SHORT EXERCISE:
Using the listing below, report all lines holding the word "ylabel".

DATA SUPPLIED:
____

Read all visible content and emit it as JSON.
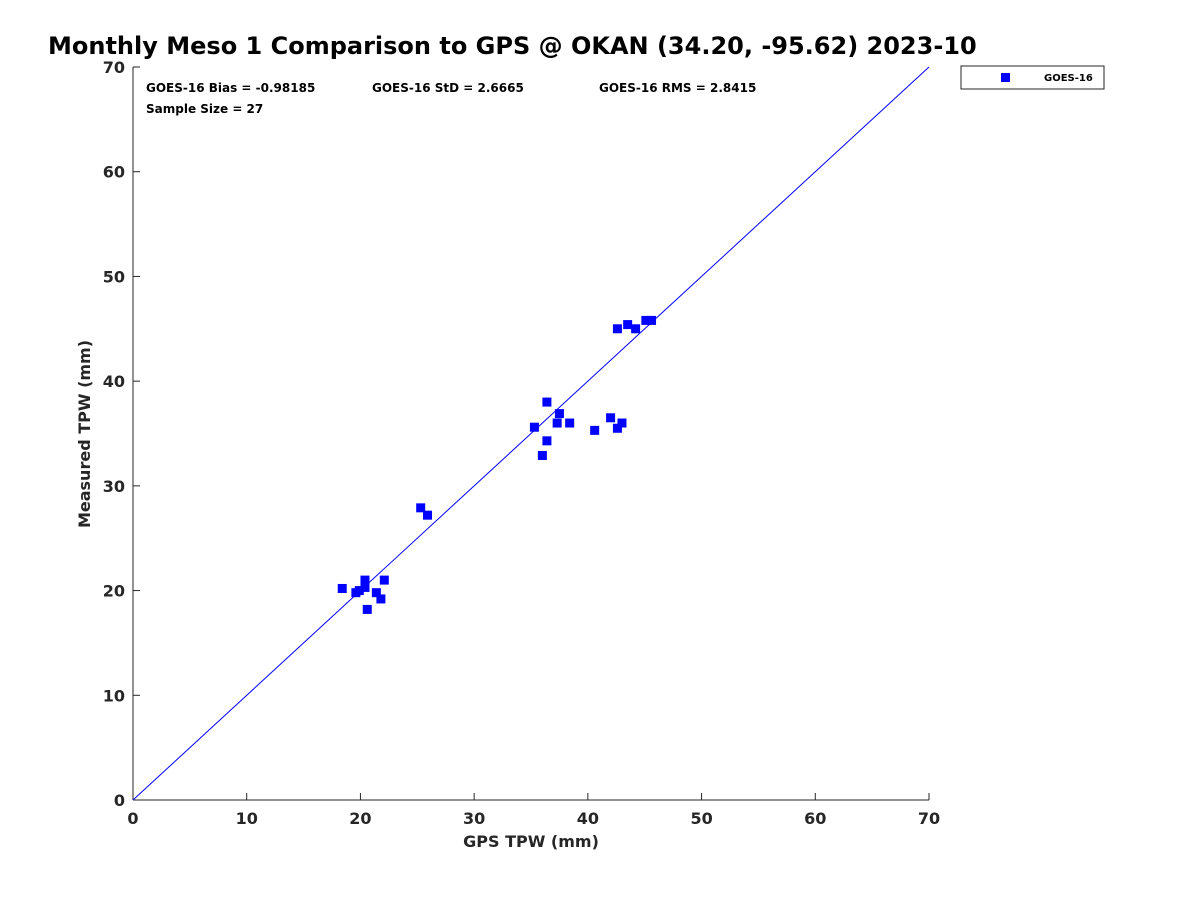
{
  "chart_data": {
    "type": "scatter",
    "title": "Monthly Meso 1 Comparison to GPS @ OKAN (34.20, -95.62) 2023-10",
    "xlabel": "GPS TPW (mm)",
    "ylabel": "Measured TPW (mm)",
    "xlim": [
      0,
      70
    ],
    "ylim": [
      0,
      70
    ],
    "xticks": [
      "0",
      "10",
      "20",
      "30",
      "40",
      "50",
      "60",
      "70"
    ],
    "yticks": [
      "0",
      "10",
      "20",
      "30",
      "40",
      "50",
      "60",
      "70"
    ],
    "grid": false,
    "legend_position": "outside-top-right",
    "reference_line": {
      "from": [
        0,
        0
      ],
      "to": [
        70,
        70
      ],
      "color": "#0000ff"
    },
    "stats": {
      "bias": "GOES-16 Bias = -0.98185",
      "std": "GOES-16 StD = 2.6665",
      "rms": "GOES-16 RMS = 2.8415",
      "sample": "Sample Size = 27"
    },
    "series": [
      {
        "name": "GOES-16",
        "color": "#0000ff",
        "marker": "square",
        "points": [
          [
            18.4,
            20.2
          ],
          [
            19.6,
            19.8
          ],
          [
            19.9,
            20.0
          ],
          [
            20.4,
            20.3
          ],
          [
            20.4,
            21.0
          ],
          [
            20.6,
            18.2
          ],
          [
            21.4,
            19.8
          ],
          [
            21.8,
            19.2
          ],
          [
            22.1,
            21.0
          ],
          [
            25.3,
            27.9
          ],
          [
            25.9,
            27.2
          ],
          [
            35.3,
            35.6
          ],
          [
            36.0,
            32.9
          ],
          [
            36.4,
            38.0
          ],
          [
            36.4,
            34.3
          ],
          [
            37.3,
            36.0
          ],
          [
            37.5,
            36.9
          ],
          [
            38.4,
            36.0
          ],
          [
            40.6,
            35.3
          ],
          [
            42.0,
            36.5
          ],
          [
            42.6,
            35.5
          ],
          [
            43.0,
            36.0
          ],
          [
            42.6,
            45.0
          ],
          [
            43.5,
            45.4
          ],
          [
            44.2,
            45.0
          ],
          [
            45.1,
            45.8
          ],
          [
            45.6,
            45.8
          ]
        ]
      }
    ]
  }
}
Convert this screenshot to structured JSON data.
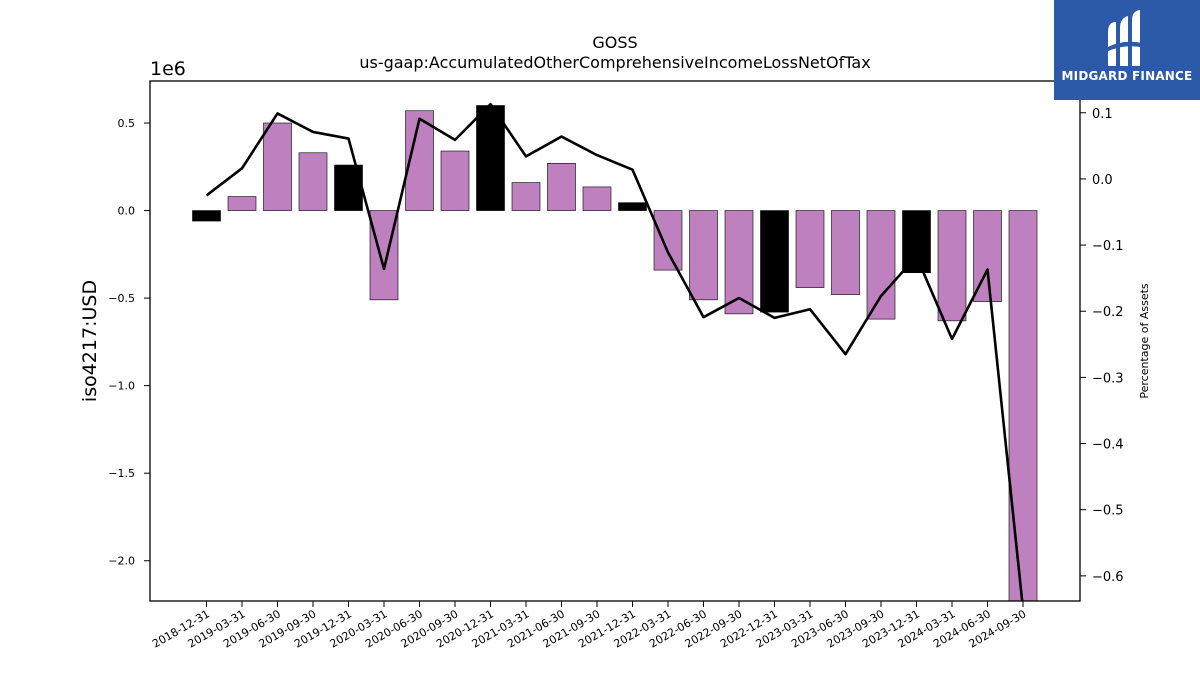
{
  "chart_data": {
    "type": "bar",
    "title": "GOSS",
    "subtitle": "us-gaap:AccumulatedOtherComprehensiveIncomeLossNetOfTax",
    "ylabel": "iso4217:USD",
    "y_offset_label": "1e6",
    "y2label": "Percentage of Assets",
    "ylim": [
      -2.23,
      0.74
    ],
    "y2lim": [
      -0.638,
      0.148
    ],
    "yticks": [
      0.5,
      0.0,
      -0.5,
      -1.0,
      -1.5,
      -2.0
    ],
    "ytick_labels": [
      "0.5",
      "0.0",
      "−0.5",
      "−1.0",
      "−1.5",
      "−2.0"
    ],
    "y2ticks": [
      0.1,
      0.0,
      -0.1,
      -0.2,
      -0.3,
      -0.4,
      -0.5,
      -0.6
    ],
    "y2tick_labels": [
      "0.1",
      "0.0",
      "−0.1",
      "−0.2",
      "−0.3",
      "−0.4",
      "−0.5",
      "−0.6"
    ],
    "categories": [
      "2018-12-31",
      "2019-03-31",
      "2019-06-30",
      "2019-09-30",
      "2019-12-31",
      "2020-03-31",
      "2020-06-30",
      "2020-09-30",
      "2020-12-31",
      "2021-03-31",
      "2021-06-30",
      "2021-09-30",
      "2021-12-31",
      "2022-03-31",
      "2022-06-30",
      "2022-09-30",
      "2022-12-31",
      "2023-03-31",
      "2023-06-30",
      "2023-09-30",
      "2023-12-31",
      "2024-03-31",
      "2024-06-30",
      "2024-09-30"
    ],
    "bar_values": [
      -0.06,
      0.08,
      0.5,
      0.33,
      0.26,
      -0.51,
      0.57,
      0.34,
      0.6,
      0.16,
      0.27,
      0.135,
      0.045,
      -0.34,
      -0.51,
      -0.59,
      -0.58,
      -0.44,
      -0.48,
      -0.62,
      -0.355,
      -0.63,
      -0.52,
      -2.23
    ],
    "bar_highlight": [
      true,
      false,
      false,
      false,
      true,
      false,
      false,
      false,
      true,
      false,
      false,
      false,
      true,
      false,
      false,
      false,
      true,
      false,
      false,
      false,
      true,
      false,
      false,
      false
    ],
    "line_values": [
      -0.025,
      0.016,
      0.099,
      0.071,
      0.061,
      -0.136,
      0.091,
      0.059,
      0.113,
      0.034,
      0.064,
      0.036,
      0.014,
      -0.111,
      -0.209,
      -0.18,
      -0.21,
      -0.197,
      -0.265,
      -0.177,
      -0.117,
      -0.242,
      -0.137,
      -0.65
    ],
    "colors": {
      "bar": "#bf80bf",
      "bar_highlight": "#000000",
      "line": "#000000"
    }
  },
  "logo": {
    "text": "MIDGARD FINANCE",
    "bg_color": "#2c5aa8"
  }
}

____

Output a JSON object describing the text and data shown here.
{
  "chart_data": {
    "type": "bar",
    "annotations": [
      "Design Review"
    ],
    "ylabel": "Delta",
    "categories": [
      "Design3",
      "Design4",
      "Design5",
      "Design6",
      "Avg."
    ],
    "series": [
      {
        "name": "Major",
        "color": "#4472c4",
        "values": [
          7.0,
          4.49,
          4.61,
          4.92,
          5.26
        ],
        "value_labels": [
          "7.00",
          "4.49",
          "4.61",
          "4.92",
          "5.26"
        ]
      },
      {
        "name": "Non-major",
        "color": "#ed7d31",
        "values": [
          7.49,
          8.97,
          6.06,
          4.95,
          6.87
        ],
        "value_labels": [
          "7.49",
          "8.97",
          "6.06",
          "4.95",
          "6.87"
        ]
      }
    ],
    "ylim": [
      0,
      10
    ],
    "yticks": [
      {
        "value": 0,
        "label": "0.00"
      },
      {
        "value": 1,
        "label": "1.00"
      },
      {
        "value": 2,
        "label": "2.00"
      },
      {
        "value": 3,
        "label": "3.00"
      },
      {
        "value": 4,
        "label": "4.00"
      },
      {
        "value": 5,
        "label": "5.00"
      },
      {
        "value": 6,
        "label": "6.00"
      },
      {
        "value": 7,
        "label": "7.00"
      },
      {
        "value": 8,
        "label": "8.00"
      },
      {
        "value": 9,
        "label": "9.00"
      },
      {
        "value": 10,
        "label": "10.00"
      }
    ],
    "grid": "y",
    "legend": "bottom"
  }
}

____

OUTPUT FOR THIS TASK:
    "ylabel": "Measured TPW (mm)",
    "ylabel": "iso4217:USD",
    "ylabel": "Delta",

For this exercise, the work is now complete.